(Stored records)
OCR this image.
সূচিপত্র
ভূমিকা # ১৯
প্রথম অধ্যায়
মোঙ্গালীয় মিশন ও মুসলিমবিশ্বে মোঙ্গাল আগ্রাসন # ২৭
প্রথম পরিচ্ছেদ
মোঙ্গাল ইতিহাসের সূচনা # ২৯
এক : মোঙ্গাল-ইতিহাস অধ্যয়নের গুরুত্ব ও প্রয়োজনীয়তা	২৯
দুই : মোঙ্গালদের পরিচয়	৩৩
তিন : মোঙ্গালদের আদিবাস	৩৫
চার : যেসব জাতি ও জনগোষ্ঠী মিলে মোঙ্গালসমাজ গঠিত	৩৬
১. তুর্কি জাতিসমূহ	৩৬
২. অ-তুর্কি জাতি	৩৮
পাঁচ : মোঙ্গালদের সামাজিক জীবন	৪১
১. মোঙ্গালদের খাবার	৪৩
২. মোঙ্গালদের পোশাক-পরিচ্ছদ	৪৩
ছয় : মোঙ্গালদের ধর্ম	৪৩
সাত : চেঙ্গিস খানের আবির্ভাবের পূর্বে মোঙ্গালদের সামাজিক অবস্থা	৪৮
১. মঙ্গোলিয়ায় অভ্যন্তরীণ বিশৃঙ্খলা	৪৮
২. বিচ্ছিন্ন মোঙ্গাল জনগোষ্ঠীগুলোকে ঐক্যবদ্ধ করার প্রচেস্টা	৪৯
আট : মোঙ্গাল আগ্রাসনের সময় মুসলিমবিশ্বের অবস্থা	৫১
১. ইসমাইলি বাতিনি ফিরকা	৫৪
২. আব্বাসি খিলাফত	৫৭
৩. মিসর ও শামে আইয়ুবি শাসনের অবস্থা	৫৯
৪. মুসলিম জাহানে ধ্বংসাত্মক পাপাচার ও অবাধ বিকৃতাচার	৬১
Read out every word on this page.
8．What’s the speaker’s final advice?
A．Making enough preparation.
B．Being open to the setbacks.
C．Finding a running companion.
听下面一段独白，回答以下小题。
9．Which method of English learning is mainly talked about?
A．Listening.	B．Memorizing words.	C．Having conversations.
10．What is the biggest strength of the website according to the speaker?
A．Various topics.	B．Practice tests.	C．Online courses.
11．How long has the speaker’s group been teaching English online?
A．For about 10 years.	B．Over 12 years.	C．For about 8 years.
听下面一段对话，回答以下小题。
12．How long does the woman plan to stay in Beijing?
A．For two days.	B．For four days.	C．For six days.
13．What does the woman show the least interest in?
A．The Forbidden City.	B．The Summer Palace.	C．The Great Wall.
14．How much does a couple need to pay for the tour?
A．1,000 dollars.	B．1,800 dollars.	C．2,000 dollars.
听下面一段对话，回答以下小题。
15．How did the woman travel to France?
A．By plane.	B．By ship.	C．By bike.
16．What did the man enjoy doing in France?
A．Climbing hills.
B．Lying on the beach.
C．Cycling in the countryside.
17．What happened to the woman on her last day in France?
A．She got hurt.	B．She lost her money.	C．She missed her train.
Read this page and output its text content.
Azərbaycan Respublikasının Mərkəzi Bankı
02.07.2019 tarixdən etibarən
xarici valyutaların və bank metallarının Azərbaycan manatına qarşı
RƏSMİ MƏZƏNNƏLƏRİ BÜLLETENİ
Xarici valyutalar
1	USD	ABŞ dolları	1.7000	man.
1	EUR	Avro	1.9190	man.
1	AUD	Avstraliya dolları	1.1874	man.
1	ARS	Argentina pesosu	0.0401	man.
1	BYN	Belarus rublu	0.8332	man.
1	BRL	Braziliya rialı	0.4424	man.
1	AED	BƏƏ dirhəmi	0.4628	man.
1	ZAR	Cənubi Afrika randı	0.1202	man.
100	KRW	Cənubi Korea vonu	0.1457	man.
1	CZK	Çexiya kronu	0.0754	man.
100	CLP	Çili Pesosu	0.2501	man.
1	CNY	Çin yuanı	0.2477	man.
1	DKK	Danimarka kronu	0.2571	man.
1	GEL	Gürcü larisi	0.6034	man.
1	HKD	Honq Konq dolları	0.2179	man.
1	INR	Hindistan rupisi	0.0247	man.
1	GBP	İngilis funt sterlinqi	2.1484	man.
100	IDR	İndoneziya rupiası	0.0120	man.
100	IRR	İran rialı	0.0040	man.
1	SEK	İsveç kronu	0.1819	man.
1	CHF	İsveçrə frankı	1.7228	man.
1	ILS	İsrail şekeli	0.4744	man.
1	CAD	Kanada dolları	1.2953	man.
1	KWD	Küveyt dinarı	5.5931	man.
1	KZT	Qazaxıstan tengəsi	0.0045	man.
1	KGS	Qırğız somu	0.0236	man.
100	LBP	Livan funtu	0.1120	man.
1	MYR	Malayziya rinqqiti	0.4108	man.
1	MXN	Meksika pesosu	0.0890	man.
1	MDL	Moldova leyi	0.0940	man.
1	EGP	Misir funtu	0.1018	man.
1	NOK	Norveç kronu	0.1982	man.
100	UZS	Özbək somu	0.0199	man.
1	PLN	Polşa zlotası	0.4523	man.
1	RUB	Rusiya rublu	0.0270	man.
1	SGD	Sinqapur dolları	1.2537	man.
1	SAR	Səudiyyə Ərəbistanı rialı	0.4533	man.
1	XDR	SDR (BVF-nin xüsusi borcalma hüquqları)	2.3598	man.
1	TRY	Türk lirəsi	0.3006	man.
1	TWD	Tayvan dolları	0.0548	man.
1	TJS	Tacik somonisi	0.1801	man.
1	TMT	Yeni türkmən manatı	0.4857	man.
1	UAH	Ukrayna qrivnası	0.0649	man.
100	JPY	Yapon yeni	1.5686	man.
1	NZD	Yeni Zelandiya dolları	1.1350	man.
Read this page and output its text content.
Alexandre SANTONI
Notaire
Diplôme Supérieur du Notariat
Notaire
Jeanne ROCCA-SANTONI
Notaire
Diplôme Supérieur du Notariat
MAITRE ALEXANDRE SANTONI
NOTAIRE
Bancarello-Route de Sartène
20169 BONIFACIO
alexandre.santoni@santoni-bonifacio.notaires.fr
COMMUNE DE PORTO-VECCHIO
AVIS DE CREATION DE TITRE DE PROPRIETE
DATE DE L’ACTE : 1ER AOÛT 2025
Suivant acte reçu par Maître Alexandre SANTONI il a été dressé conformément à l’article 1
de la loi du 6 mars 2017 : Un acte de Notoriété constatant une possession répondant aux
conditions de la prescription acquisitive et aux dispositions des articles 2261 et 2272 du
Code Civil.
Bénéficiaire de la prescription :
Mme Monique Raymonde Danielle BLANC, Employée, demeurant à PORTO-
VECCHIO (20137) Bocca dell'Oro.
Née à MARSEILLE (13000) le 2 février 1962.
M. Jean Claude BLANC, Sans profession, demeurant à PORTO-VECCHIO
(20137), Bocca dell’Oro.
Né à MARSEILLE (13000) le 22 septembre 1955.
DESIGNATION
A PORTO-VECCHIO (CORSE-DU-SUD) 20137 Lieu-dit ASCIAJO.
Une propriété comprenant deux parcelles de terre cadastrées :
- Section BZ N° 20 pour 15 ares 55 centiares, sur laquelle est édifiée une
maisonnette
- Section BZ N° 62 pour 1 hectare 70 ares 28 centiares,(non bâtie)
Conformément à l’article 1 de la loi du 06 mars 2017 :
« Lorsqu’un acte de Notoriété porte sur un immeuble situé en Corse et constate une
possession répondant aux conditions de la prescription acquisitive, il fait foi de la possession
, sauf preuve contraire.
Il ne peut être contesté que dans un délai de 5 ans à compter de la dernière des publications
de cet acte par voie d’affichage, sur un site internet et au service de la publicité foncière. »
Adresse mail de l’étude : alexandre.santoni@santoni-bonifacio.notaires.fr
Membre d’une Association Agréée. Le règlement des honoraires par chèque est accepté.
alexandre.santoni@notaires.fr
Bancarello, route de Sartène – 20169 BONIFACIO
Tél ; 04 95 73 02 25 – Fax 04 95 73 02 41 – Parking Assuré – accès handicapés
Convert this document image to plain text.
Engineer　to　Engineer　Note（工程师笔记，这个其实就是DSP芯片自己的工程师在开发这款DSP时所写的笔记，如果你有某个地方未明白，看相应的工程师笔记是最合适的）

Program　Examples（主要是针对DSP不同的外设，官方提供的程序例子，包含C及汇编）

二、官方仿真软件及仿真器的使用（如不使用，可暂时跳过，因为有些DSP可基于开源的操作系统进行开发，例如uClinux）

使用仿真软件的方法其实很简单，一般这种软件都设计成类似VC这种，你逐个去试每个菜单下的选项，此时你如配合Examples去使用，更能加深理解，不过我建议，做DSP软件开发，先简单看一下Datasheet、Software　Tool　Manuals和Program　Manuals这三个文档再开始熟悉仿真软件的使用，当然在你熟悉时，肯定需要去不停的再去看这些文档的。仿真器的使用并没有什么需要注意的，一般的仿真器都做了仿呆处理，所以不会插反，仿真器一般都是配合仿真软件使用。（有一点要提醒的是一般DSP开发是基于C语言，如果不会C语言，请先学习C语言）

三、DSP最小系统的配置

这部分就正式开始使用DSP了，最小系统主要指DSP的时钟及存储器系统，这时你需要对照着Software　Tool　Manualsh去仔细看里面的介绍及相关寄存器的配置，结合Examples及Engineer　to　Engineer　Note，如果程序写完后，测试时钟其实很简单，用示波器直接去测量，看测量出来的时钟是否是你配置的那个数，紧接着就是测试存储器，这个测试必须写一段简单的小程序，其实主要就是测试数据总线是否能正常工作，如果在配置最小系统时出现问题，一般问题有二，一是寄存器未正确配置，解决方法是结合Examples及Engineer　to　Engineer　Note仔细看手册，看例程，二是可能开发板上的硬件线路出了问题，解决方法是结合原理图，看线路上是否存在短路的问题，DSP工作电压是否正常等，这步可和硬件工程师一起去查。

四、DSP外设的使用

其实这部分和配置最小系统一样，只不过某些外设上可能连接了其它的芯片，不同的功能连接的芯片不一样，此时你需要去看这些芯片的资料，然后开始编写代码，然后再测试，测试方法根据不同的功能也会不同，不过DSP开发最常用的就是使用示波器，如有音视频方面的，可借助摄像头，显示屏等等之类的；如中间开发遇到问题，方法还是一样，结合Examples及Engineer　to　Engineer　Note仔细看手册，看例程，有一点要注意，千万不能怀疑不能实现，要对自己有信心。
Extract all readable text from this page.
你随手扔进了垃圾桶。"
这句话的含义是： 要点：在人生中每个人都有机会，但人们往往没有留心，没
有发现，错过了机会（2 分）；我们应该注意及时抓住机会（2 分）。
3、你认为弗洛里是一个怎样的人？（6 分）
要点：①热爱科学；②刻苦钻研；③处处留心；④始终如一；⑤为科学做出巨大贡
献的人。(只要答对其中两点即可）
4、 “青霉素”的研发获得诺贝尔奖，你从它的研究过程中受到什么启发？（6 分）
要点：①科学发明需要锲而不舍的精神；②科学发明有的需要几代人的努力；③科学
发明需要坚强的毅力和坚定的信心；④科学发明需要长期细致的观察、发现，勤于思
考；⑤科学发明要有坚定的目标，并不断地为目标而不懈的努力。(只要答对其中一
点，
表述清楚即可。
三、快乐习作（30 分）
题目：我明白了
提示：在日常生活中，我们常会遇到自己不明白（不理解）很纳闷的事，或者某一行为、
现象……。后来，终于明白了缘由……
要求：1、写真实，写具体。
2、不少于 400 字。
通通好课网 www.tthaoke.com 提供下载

* [Given instruction]:
Your answer should be a single number: the count of lines that contain "What".

* [Worked solution]:
5